[Entries supplied — start]

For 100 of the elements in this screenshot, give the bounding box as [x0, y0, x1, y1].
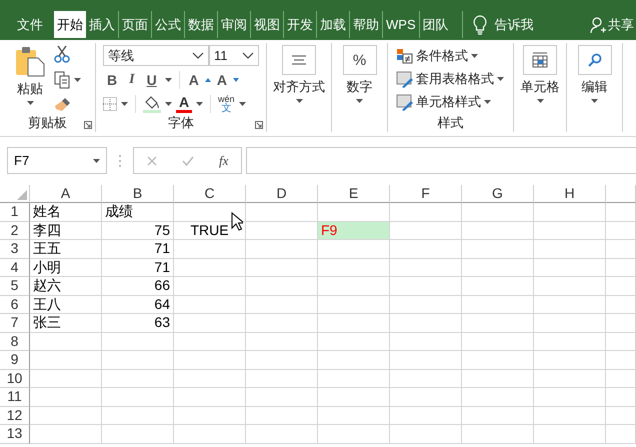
- caret-icon[interactable]: [591, 99, 598, 103]
- dialog-launcher-icon[interactable]: [84, 121, 92, 129]
- row-header[interactable]: 12: [0, 406, 30, 425]
- dialog-launcher-icon[interactable]: [255, 121, 263, 129]
- row-header[interactable]: 8: [0, 332, 30, 351]
- copy-icon[interactable]: [54, 70, 70, 88]
- caret-icon[interactable]: [26, 101, 34, 105]
- table-cell: [534, 351, 606, 370]
- style-menu-button[interactable]: 单元格样式: [396, 91, 504, 113]
- ribbon-tab[interactable]: 数据: [184, 11, 217, 38]
- column-header[interactable]: C: [174, 185, 246, 203]
- scissors-icon[interactable]: [54, 45, 70, 63]
- chevron-icon[interactable]: [192, 52, 204, 59]
- tell-me-search[interactable]: 告诉我: [494, 16, 534, 34]
- insert-function-button[interactable]: fx: [219, 152, 228, 168]
- grow-font-button[interactable]: A: [186, 72, 201, 88]
- borders-icon[interactable]: [103, 96, 117, 110]
- italic-button[interactable]: I: [125, 72, 139, 88]
- ribbon-tab[interactable]: WPS: [382, 11, 419, 38]
- font-size-field[interactable]: 11: [209, 45, 259, 66]
- caret-icon[interactable]: [164, 78, 172, 82]
- caret-icon[interactable]: [196, 102, 203, 106]
- table-cell: [246, 370, 318, 388]
- column-header[interactable]: B: [102, 185, 174, 203]
- style-menu-button[interactable]: 条件格式: [396, 45, 504, 67]
- phonetic-guide-button[interactable]: wén 文: [218, 94, 235, 112]
- check-icon[interactable]: [182, 156, 194, 166]
- caret-icon[interactable]: [93, 158, 100, 162]
- ribbon-tab[interactable]: 加载: [316, 11, 349, 38]
- column-header[interactable]: D: [246, 185, 318, 203]
- cells-button[interactable]: 单元格: [520, 45, 560, 103]
- row-header[interactable]: 6: [0, 296, 30, 314]
- table-cell: [246, 332, 318, 351]
- table-cell: [246, 314, 318, 332]
- ribbon-tab[interactable]: 帮助: [349, 11, 382, 38]
- font-color-button[interactable]: A: [176, 94, 192, 112]
- row-header[interactable]: 7: [0, 314, 30, 332]
- row-header[interactable]: 13: [0, 425, 30, 444]
- caret-icon[interactable]: [296, 99, 302, 103]
- table-cell: [462, 370, 534, 388]
- table-cell: [390, 388, 462, 406]
- lightbulb-icon[interactable]: [472, 14, 487, 34]
- chevron-icon[interactable]: [242, 52, 254, 59]
- row-header[interactable]: 3: [0, 240, 30, 258]
- fill-color-icon[interactable]: [143, 94, 161, 112]
- caret-icon[interactable]: [471, 54, 478, 58]
- column-header[interactable]: H: [534, 185, 606, 203]
- paintbrush-icon[interactable]: [54, 96, 72, 112]
- corner-header[interactable]: [0, 185, 30, 203]
- paste-button[interactable]: 粘贴: [14, 45, 46, 105]
- table-cell: [174, 277, 246, 296]
- ribbon-tab[interactable]: 团队: [418, 11, 452, 38]
- ribbon-tab[interactable]: 文件: [6, 11, 54, 38]
- row-header[interactable]: 11: [0, 388, 30, 406]
- column-header[interactable]: [606, 185, 636, 203]
- column-header[interactable]: F: [390, 185, 462, 203]
- caret-icon[interactable]: [165, 102, 172, 106]
- table-cell: [606, 203, 636, 222]
- bold-button[interactable]: B: [103, 72, 122, 88]
- table-cell: [246, 240, 318, 258]
- ribbon-tab[interactable]: 审阅: [217, 11, 250, 38]
- ribbon-tab[interactable]: 开始: [54, 11, 86, 38]
- row-header[interactable]: 1: [0, 203, 30, 222]
- caret-icon[interactable]: [74, 78, 81, 82]
- up-triangle-icon: [204, 78, 211, 82]
- table-cell: [390, 351, 462, 370]
- column-header[interactable]: A: [30, 185, 102, 203]
- table-cell: [30, 332, 102, 351]
- table-cell: [174, 258, 246, 277]
- caret-icon[interactable]: [121, 102, 128, 106]
- row-header[interactable]: 5: [0, 277, 30, 296]
- alignment-button[interactable]: 对齐方式: [273, 45, 325, 103]
- caret-icon[interactable]: [497, 77, 504, 81]
- table-cell: [462, 258, 534, 277]
- underline-button[interactable]: U: [142, 72, 161, 88]
- ribbon-tab[interactable]: 页面: [118, 11, 151, 38]
- ribbon-tab[interactable]: 公式: [151, 11, 184, 38]
- ribbon-tab[interactable]: 视图: [250, 11, 283, 38]
- share-button[interactable]: 共享: [608, 16, 634, 34]
- caret-icon[interactable]: [238, 102, 246, 106]
- person-add-icon[interactable]: [590, 16, 606, 34]
- row-header[interactable]: 2: [0, 222, 30, 240]
- font-name-field[interactable]: 等线: [103, 45, 209, 66]
- caret-icon[interactable]: [536, 99, 544, 103]
- name-box[interactable]: F7: [7, 147, 107, 174]
- caret-icon[interactable]: [484, 100, 491, 104]
- caret-icon[interactable]: [356, 99, 363, 103]
- style-menu-button[interactable]: 套用表格格式: [396, 68, 504, 90]
- ribbon-tab[interactable]: 插入: [86, 11, 118, 38]
- row-header[interactable]: 9: [0, 351, 30, 370]
- table-cell: [102, 332, 174, 351]
- shrink-font-button[interactable]: A: [214, 72, 229, 88]
- row-header[interactable]: 4: [0, 258, 30, 277]
- ribbon-tab[interactable]: 开发: [283, 11, 316, 38]
- table-cell: 75: [102, 222, 174, 240]
- row-header[interactable]: 10: [0, 370, 30, 388]
- column-header[interactable]: E: [318, 185, 390, 203]
- column-header[interactable]: G: [462, 185, 534, 203]
- mouse-pointer-icon: [231, 212, 243, 231]
- formula-input[interactable]: [246, 147, 636, 174]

[Entries supplied — finish]

What you should do -> Write out every record above exactly as it stands, but leave out the pictures.

Solution for this exercise ->
For 100 of the elements in this screenshot, give the bounding box as [x0, y0, x1, y1].
- caret-icon[interactable]: [591, 99, 598, 103]
- dialog-launcher-icon[interactable]: [84, 121, 92, 129]
- row-header[interactable]: 12: [0, 406, 30, 425]
- dialog-launcher-icon[interactable]: [255, 121, 263, 129]
- row-header[interactable]: 8: [0, 332, 30, 351]
- copy-icon[interactable]: [54, 70, 70, 88]
- caret-icon[interactable]: [26, 101, 34, 105]
- table-cell: [534, 351, 606, 370]
- style-menu-button[interactable]: 单元格样式: [396, 91, 504, 113]
- ribbon-tab[interactable]: 数据: [184, 11, 217, 38]
- column-header[interactable]: C: [174, 185, 246, 203]
- scissors-icon[interactable]: [54, 45, 70, 63]
- chevron-icon[interactable]: [192, 52, 204, 59]
- tell-me-search[interactable]: 告诉我: [494, 16, 534, 34]
- insert-function-button[interactable]: fx: [219, 152, 228, 168]
- grow-font-button[interactable]: A: [186, 72, 201, 88]
- borders-icon[interactable]: [103, 96, 117, 110]
- italic-button[interactable]: I: [125, 72, 139, 88]
- ribbon-tab[interactable]: WPS: [382, 11, 419, 38]
- font-size-field[interactable]: 11: [209, 45, 259, 66]
- caret-icon[interactable]: [164, 78, 172, 82]
- caret-icon[interactable]: [196, 102, 203, 106]
- table-cell: [246, 370, 318, 388]
- column-header[interactable]: B: [102, 185, 174, 203]
- style-menu-button[interactable]: 条件格式: [396, 45, 504, 67]
- phonetic-guide-button[interactable]: wén 文: [218, 94, 235, 112]
- check-icon[interactable]: [182, 156, 194, 166]
- caret-icon[interactable]: [93, 158, 100, 162]
- ribbon-tab[interactable]: 加载: [316, 11, 349, 38]
- column-header[interactable]: D: [246, 185, 318, 203]
- cells-button[interactable]: 单元格: [520, 45, 560, 103]
- row-header[interactable]: 6: [0, 296, 30, 314]
- table-cell: [246, 332, 318, 351]
- table-cell: [246, 314, 318, 332]
- ribbon-tab[interactable]: 帮助: [349, 11, 382, 38]
- font-color-button[interactable]: A: [176, 94, 192, 112]
- row-header[interactable]: 7: [0, 314, 30, 332]
- row-header[interactable]: 13: [0, 425, 30, 444]
- caret-icon[interactable]: [296, 99, 302, 103]
- table-cell: [462, 370, 534, 388]
- table-cell: [390, 388, 462, 406]
- lightbulb-icon[interactable]: [472, 14, 487, 34]
- chevron-icon[interactable]: [242, 52, 254, 59]
- row-header[interactable]: 3: [0, 240, 30, 258]
- fill-color-icon[interactable]: [143, 94, 161, 112]
- caret-icon[interactable]: [471, 54, 478, 58]
- column-header[interactable]: H: [534, 185, 606, 203]
- paintbrush-icon[interactable]: [54, 96, 72, 112]
- corner-header[interactable]: [0, 185, 30, 203]
- paste-button[interactable]: 粘贴: [14, 45, 46, 105]
- table-cell: [174, 277, 246, 296]
- ribbon-tab[interactable]: 团队: [418, 11, 452, 38]
- ribbon-tab[interactable]: 文件: [6, 11, 54, 38]
- row-header[interactable]: 11: [0, 388, 30, 406]
- column-header[interactable]: [606, 185, 636, 203]
- column-header[interactable]: F: [390, 185, 462, 203]
- caret-icon[interactable]: [165, 102, 172, 106]
- table-cell: [606, 203, 636, 222]
- bold-button[interactable]: B: [103, 72, 122, 88]
- table-cell: [246, 240, 318, 258]
- ribbon-tab[interactable]: 审阅: [217, 11, 250, 38]
- ribbon-tab[interactable]: 开始: [54, 11, 86, 38]
- row-header[interactable]: 1: [0, 203, 30, 222]
- caret-icon[interactable]: [74, 78, 81, 82]
- up-triangle-icon: [204, 78, 211, 82]
- table-cell: [390, 351, 462, 370]
- column-header[interactable]: A: [30, 185, 102, 203]
- table-cell: [30, 332, 102, 351]
- table-cell: [174, 258, 246, 277]
- caret-icon[interactable]: [121, 102, 128, 106]
- row-header[interactable]: 5: [0, 277, 30, 296]
- alignment-button[interactable]: 对齐方式: [273, 45, 325, 103]
- caret-icon[interactable]: [497, 77, 504, 81]
- table-cell: [462, 258, 534, 277]
- underline-button[interactable]: U: [142, 72, 161, 88]
- ribbon-tab[interactable]: 页面: [118, 11, 151, 38]
- ribbon-tab[interactable]: 公式: [151, 11, 184, 38]
- ribbon-tab[interactable]: 视图: [250, 11, 283, 38]
- share-button[interactable]: 共享: [608, 16, 634, 34]
- caret-icon[interactable]: [238, 102, 246, 106]
- person-add-icon[interactable]: [590, 16, 606, 34]
- row-header[interactable]: 2: [0, 222, 30, 240]
- font-name-field[interactable]: 等线: [103, 45, 209, 66]
- caret-icon[interactable]: [536, 99, 544, 103]
- name-box[interactable]: F7: [7, 147, 107, 174]
- caret-icon[interactable]: [484, 100, 491, 104]
- caret-icon[interactable]: [356, 99, 363, 103]
- style-menu-button[interactable]: 套用表格格式: [396, 68, 504, 90]
- ribbon-tab[interactable]: 插入: [86, 11, 118, 38]
- row-header[interactable]: 9: [0, 351, 30, 370]
- table-cell: [102, 332, 174, 351]
- shrink-font-button[interactable]: A: [214, 72, 229, 88]
- row-header[interactable]: 4: [0, 258, 30, 277]
- ribbon-tab[interactable]: 开发: [283, 11, 316, 38]
- table-cell: 75: [102, 222, 174, 240]
- row-header[interactable]: 10: [0, 370, 30, 388]
- column-header[interactable]: E: [318, 185, 390, 203]
- column-header[interactable]: G: [462, 185, 534, 203]
- mouse-pointer-icon: [231, 212, 243, 231]
- formula-input[interactable]: [246, 147, 636, 174]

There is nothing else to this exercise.